▶ [To do]: Retype the records below exactly as they appear, but leave out any pictures.

Extracted data entries:
--- Begin ---

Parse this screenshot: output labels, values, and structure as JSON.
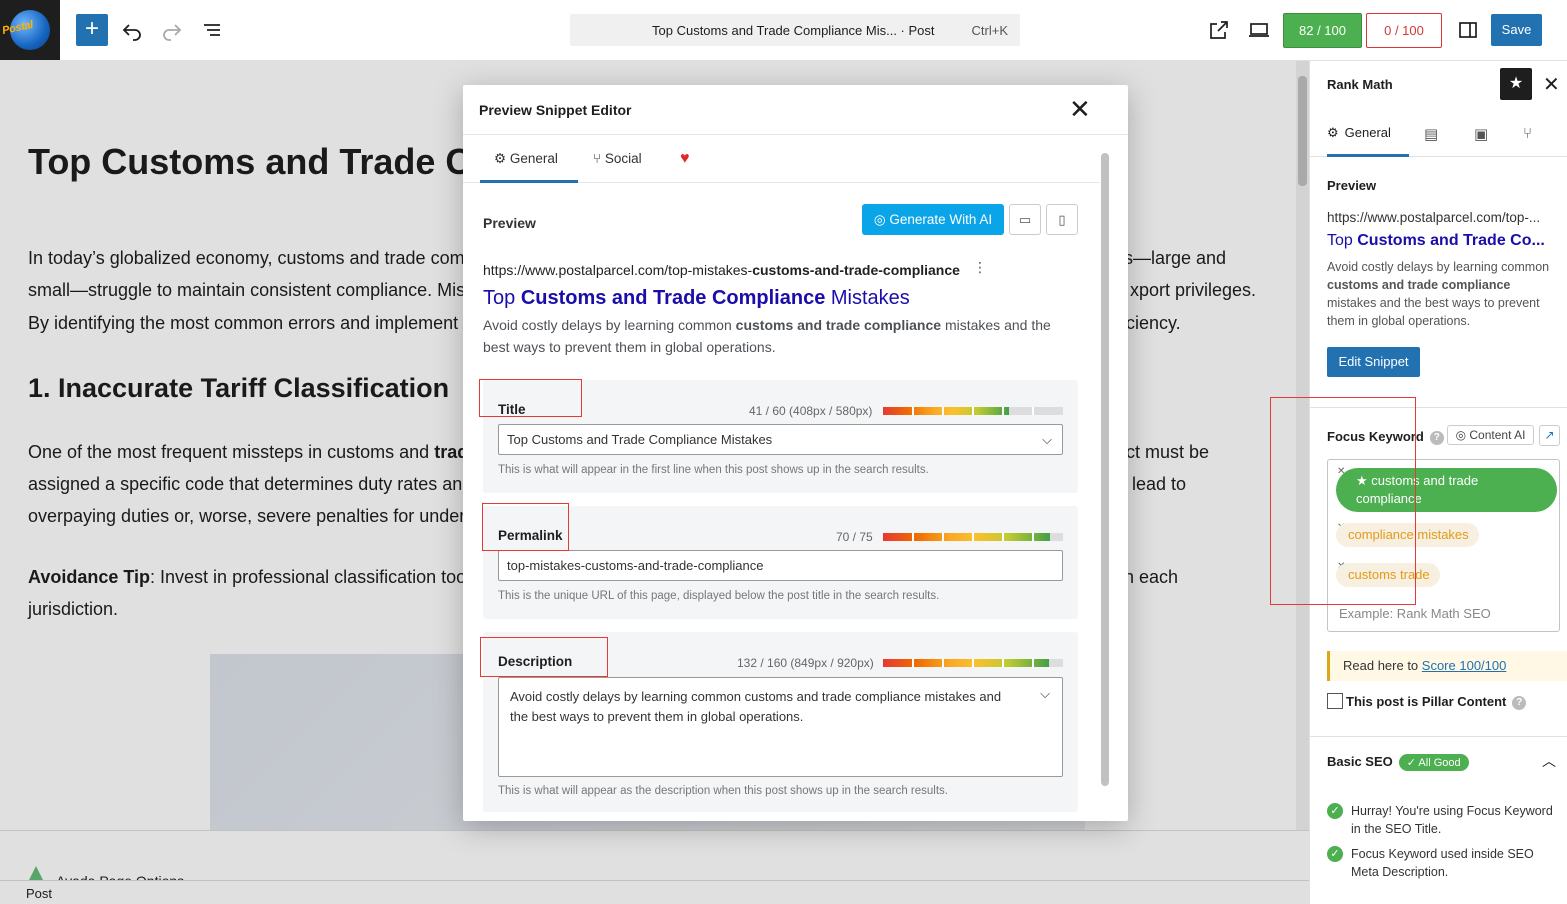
{
  "topbar": {
    "logo_text": "Postal",
    "command_title": "Top Customs and Trade Compliance Mis... · Post",
    "command_shortcut": "Ctrl+K",
    "seo_score": "82 / 100",
    "readability_score": "0 / 100",
    "save_label": "Save",
    "icons": [
      "plus-icon",
      "undo-icon",
      "redo-icon",
      "list-view-icon",
      "external-link-icon",
      "desktop-preview-icon",
      "sidebar-toggle-icon"
    ]
  },
  "editor": {
    "title": "Top Customs and Trade Co",
    "para1_line1": "In today’s globalized economy, customs and trade com",
    "para1_line1_right": "s—large and",
    "para1_line2": "small—struggle to maintain consistent compliance. Mis",
    "para1_line2_right": "xport privileges.",
    "para1_line3": "By identifying the most common errors and implement",
    "para1_line3_right": "ficiency.",
    "heading1": "1. Inaccurate Tariff Classification",
    "para2_line1_a": "One of the most frequent missteps in customs and ",
    "para2_line1_b": "trad",
    "para2_line1_right": "ct must be",
    "para2_line2": "assigned a specific code that determines duty rates and",
    "para2_line2_right": "lead to",
    "para2_line3": "overpaying duties or, worse, severe penalties for under",
    "tip_label": "Avoidance Tip",
    "tip_text": ": Invest in professional classification tools",
    "tip_right": "n each",
    "tip_line2": "jurisdiction."
  },
  "bottom": {
    "avada_label": "Avada Page Options",
    "status": "Post"
  },
  "modal": {
    "title": "Preview Snippet Editor",
    "tabs": [
      {
        "label": "General",
        "icon": "gear-icon"
      },
      {
        "label": "Social",
        "icon": "share-icon"
      },
      {
        "label": "",
        "icon": "heart-icon"
      }
    ],
    "preview_label": "Preview",
    "generate_ai_label": "Generate With AI",
    "serp": {
      "url_prefix": "https://www.postalparcel.com/top-mistakes-",
      "url_bold": "customs-and-trade-compliance",
      "title_a": "Top ",
      "title_b": "Customs and Trade Compliance",
      "title_c": " Mistakes",
      "desc_a": "Avoid costly delays by learning common ",
      "desc_b": "customs and trade compliance",
      "desc_c": " mistakes and the best ways to prevent them in global operations."
    },
    "fields": {
      "title": {
        "label": "Title",
        "count": "41 / 60 (408px / 580px)",
        "progress": 0.7,
        "value": "Top Customs and Trade Compliance Mistakes",
        "help": "This is what will appear in the first line when this post shows up in the search results."
      },
      "permalink": {
        "label": "Permalink",
        "count": "70 / 75",
        "progress": 0.93,
        "value": "top-mistakes-customs-and-trade-compliance",
        "help": "This is the unique URL of this page, displayed below the post title in the search results."
      },
      "description": {
        "label": "Description",
        "count": "132 / 160 (849px / 920px)",
        "progress": 0.92,
        "value": "Avoid costly delays by learning common customs and trade compliance mistakes and the best ways to prevent them in global operations.",
        "help": "This is what will appear as the description when this post shows up in the search results."
      }
    }
  },
  "sidebar": {
    "title": "Rank Math",
    "tab_general": "General",
    "preview_label": "Preview",
    "url": "https://www.postalparcel.com/top-...",
    "serp_title_a": "Top ",
    "serp_title_b": "Customs and Trade Co...",
    "serp_desc_a": "Avoid costly delays by learning common ",
    "serp_desc_b": "customs and trade compliance",
    "serp_desc_c": " mistakes and the best ways to prevent them in global operations.",
    "edit_snippet_label": "Edit Snippet",
    "focus_keyword_label": "Focus Keyword",
    "content_ai_label": "Content AI",
    "keywords": [
      "customs and trade compliance",
      "compliance mistakes",
      "customs trade"
    ],
    "keyword_placeholder": "Example: Rank Math SEO",
    "read_here_prefix": "Read here to ",
    "read_here_link": "Score 100/100",
    "pillar_label": "This post is Pillar Content",
    "basic_seo_label": "Basic SEO",
    "all_good_label": "✓ All Good",
    "checks": [
      "Hurray! You're using Focus Keyword in the SEO Title.",
      "Focus Keyword used inside SEO Meta Description."
    ]
  }
}
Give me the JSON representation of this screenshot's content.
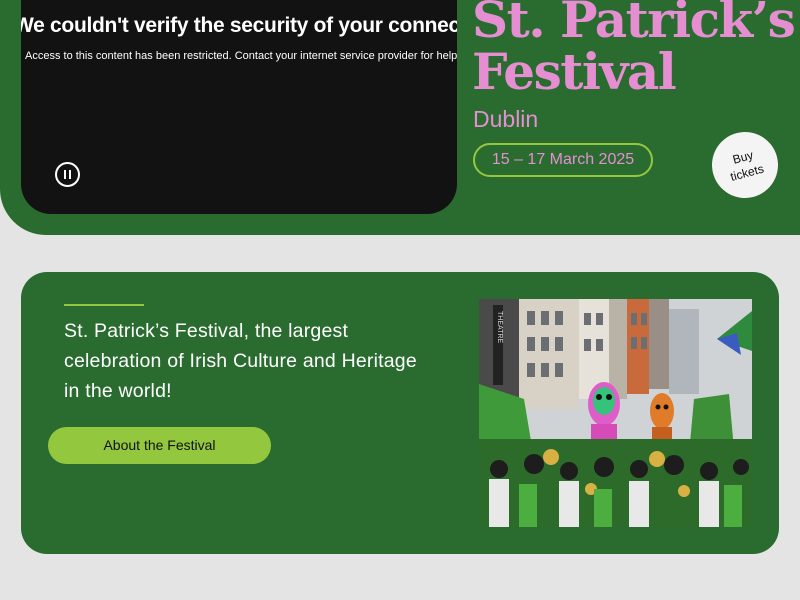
{
  "video": {
    "error_title": "We couldn't verify the security of your connection",
    "error_message": "Access to this content has been restricted. Contact your internet service provider for help.",
    "pause_icon": "pause-icon"
  },
  "hero": {
    "title_line1": "St. Patrick’s",
    "title_line2": "Festival",
    "city": "Dublin",
    "dates": "15 – 17 March 2025",
    "buy_label": "Buy tickets"
  },
  "about": {
    "text": "St. Patrick’s Festival, the largest celebration of Irish Culture and Heritage in the world!",
    "button_label": "About the Festival",
    "photo_sign": "THEATRE"
  },
  "colors": {
    "brand_green": "#2a6c2f",
    "accent_pink": "#e58fd2",
    "accent_lime": "#93c83e",
    "background": "#e4e4e4"
  }
}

--- End ---

▶ [Output for this task]:
Parse this screenshot: output labels, values, and structure as JSON.
{
  "topbar": {
    "logo_text": "Postal",
    "command_title": "Top Customs and Trade Compliance Mis... · Post",
    "command_shortcut": "Ctrl+K",
    "seo_score": "82 / 100",
    "readability_score": "0 / 100",
    "save_label": "Save",
    "icons": [
      "plus-icon",
      "undo-icon",
      "redo-icon",
      "list-view-icon",
      "external-link-icon",
      "desktop-preview-icon",
      "sidebar-toggle-icon"
    ]
  },
  "editor": {
    "title": "Top Customs and Trade Co",
    "para1_line1": "In today’s globalized economy, customs and trade com",
    "para1_line1_right": "s—large and",
    "para1_line2": "small—struggle to maintain consistent compliance. Mis",
    "para1_line2_right": "xport privileges.",
    "para1_line3": "By identifying the most common errors and implement",
    "para1_line3_right": "ficiency.",
    "heading1": "1. Inaccurate Tariff Classification",
    "para2_line1_a": "One of the most frequent missteps in customs and ",
    "para2_line1_b": "trad",
    "para2_line1_right": "ct must be",
    "para2_line2": "assigned a specific code that determines duty rates and",
    "para2_line2_right": "lead to",
    "para2_line3": "overpaying duties or, worse, severe penalties for under",
    "tip_label": "Avoidance Tip",
    "tip_text": ": Invest in professional classification tools",
    "tip_right": "n each",
    "tip_line2": "jurisdiction."
  },
  "bottom": {
    "avada_label": "Avada Page Options",
    "status": "Post"
  },
  "modal": {
    "title": "Preview Snippet Editor",
    "tabs": [
      {
        "label": "General",
        "icon": "gear-icon"
      },
      {
        "label": "Social",
        "icon": "share-icon"
      },
      {
        "label": "",
        "icon": "heart-icon"
      }
    ],
    "preview_label": "Preview",
    "generate_ai_label": "Generate With AI",
    "serp": {
      "url_prefix": "https://www.postalparcel.com/top-mistakes-",
      "url_bold": "customs-and-trade-compliance",
      "title_a": "Top ",
      "title_b": "Customs and Trade Compliance",
      "title_c": " Mistakes",
      "desc_a": "Avoid costly delays by learning common ",
      "desc_b": "customs and trade compliance",
      "desc_c": " mistakes and the best ways to prevent them in global operations."
    },
    "fields": {
      "title": {
        "label": "Title",
        "count": "41 / 60 (408px / 580px)",
        "progress": 0.7,
        "value": "Top Customs and Trade Compliance Mistakes",
        "help": "This is what will appear in the first line when this post shows up in the search results."
      },
      "permalink": {
        "label": "Permalink",
        "count": "70 / 75",
        "progress": 0.93,
        "value": "top-mistakes-customs-and-trade-compliance",
        "help": "This is the unique URL of this page, displayed below the post title in the search results."
      },
      "description": {
        "label": "Description",
        "count": "132 / 160 (849px / 920px)",
        "progress": 0.92,
        "value": "Avoid costly delays by learning common customs and trade compliance mistakes and the best ways to prevent them in global operations.",
        "help": "This is what will appear as the description when this post shows up in the search results."
      }
    }
  },
  "sidebar": {
    "title": "Rank Math",
    "tab_general": "General",
    "preview_label": "Preview",
    "url": "https://www.postalparcel.com/top-...",
    "serp_title_a": "Top ",
    "serp_title_b": "Customs and Trade Co...",
    "serp_desc_a": "Avoid costly delays by learning common ",
    "serp_desc_b": "customs and trade compliance",
    "serp_desc_c": " mistakes and the best ways to prevent them in global operations.",
    "edit_snippet_label": "Edit Snippet",
    "focus_keyword_label": "Focus Keyword",
    "content_ai_label": "Content AI",
    "keywords": [
      "customs and trade compliance",
      "compliance mistakes",
      "customs trade"
    ],
    "keyword_placeholder": "Example: Rank Math SEO",
    "read_here_prefix": "Read here to ",
    "read_here_link": "Score 100/100",
    "pillar_label": "This post is Pillar Content",
    "basic_seo_label": "Basic SEO",
    "all_good_label": "✓ All Good",
    "checks": [
      "Hurray! You're using Focus Keyword in the SEO Title.",
      "Focus Keyword used inside SEO Meta Description."
    ]
  }
}
Give me the JSON representation of this screenshot's content.
{
  "video": {
    "error_title": "We couldn't verify the security of your connection",
    "error_message": "Access to this content has been restricted. Contact your internet service provider for help.",
    "pause_icon": "pause-icon"
  },
  "hero": {
    "title_line1": "St. Patrick’s",
    "title_line2": "Festival",
    "city": "Dublin",
    "dates": "15 – 17 March 2025",
    "buy_label": "Buy tickets"
  },
  "about": {
    "text": "St. Patrick’s Festival, the largest celebration of Irish Culture and Heritage in the world!",
    "button_label": "About the Festival",
    "photo_sign": "THEATRE"
  },
  "colors": {
    "brand_green": "#2a6c2f",
    "accent_pink": "#e58fd2",
    "accent_lime": "#93c83e",
    "background": "#e4e4e4"
  }
}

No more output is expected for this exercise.